Only the number is wanted: how many lines contain the string "вспомогательные"?

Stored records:

----

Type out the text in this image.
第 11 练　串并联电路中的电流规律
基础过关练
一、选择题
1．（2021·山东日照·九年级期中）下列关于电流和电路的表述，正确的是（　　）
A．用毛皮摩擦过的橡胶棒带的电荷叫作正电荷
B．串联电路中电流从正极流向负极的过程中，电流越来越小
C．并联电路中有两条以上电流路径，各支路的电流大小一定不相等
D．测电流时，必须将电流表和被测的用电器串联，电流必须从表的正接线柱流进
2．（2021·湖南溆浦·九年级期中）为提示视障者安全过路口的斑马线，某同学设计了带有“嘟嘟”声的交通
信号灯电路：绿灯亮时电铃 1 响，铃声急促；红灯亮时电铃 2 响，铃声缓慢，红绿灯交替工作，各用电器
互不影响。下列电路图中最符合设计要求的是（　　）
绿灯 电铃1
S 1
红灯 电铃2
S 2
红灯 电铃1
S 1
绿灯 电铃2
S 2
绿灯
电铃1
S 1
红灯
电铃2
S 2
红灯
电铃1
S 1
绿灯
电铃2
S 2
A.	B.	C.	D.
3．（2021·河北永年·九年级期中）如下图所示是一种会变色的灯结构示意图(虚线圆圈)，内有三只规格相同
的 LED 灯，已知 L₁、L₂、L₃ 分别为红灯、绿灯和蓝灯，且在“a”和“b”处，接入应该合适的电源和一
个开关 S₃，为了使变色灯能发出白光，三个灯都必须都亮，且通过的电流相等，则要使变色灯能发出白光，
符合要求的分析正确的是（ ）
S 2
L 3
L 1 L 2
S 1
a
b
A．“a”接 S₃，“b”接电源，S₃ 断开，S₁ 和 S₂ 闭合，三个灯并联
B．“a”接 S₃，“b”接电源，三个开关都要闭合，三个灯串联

----

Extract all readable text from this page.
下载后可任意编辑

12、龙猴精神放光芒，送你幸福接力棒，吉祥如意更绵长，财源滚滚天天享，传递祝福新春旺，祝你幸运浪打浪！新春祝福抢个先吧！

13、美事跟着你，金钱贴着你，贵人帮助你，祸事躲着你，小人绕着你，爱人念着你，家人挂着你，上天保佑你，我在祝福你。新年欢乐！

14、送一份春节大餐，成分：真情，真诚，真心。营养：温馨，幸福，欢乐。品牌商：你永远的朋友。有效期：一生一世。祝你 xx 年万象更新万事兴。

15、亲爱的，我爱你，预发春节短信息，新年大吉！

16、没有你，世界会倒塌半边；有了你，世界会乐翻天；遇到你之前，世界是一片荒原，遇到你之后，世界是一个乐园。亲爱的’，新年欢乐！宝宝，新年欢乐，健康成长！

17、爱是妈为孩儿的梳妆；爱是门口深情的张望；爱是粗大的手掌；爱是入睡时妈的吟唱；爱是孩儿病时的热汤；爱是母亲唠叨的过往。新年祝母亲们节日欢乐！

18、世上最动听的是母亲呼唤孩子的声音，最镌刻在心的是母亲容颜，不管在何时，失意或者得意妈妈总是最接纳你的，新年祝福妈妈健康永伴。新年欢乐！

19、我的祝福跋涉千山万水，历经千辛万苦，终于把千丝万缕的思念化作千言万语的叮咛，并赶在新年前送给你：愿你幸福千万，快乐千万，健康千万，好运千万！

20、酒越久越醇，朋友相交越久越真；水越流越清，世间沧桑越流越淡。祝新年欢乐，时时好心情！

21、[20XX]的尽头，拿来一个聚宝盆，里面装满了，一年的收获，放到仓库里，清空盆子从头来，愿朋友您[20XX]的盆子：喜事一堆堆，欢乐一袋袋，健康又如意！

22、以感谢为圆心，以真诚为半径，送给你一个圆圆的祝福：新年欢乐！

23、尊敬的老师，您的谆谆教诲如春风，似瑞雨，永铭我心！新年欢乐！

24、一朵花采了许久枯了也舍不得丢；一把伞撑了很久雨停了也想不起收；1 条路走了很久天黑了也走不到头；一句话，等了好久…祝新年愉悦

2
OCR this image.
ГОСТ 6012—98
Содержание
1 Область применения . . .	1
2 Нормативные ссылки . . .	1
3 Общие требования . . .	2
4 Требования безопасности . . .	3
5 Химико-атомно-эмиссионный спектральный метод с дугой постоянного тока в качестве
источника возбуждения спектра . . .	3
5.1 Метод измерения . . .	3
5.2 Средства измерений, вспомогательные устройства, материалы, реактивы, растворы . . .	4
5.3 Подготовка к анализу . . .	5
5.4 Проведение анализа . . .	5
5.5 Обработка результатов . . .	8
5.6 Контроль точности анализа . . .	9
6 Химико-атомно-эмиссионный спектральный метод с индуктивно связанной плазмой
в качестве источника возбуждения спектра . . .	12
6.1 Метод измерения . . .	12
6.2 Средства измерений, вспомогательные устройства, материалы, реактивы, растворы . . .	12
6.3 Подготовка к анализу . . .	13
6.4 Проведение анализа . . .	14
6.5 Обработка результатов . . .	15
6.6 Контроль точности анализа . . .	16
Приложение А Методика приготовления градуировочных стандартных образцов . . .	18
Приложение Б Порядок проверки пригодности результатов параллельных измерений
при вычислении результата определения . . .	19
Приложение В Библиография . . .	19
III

----

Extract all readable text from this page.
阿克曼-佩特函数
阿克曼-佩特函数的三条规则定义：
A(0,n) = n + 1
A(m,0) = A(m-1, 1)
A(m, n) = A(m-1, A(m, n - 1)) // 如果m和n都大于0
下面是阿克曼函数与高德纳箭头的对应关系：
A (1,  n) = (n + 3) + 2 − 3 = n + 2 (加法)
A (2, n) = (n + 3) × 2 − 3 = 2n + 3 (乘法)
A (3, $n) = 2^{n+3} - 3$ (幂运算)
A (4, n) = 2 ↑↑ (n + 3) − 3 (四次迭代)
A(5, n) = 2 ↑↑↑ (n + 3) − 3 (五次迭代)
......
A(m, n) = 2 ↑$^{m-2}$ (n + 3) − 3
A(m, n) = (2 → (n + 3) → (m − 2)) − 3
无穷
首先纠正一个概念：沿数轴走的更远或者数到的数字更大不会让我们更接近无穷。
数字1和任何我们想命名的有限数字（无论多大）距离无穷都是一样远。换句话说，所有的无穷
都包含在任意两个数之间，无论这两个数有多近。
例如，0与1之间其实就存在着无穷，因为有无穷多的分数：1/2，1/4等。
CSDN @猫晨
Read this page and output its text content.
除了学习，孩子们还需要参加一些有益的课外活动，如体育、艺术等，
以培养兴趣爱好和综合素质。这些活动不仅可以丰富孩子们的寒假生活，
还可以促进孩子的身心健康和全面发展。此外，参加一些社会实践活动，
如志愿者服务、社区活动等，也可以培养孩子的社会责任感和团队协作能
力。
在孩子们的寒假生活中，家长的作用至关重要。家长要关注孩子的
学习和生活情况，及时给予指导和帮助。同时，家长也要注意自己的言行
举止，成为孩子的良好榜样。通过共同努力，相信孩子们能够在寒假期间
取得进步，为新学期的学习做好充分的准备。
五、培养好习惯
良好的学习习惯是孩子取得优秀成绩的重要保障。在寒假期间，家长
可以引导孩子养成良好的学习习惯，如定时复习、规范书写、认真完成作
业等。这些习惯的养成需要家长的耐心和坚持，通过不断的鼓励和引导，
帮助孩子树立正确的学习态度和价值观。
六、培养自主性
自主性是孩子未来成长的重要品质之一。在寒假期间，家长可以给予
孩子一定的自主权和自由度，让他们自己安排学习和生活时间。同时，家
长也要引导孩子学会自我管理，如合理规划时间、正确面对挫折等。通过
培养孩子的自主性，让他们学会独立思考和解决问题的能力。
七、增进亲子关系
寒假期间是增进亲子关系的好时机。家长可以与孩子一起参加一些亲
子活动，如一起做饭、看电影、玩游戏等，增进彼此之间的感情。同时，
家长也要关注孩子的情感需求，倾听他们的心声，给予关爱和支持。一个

----

▶ _Solved exercise_: 2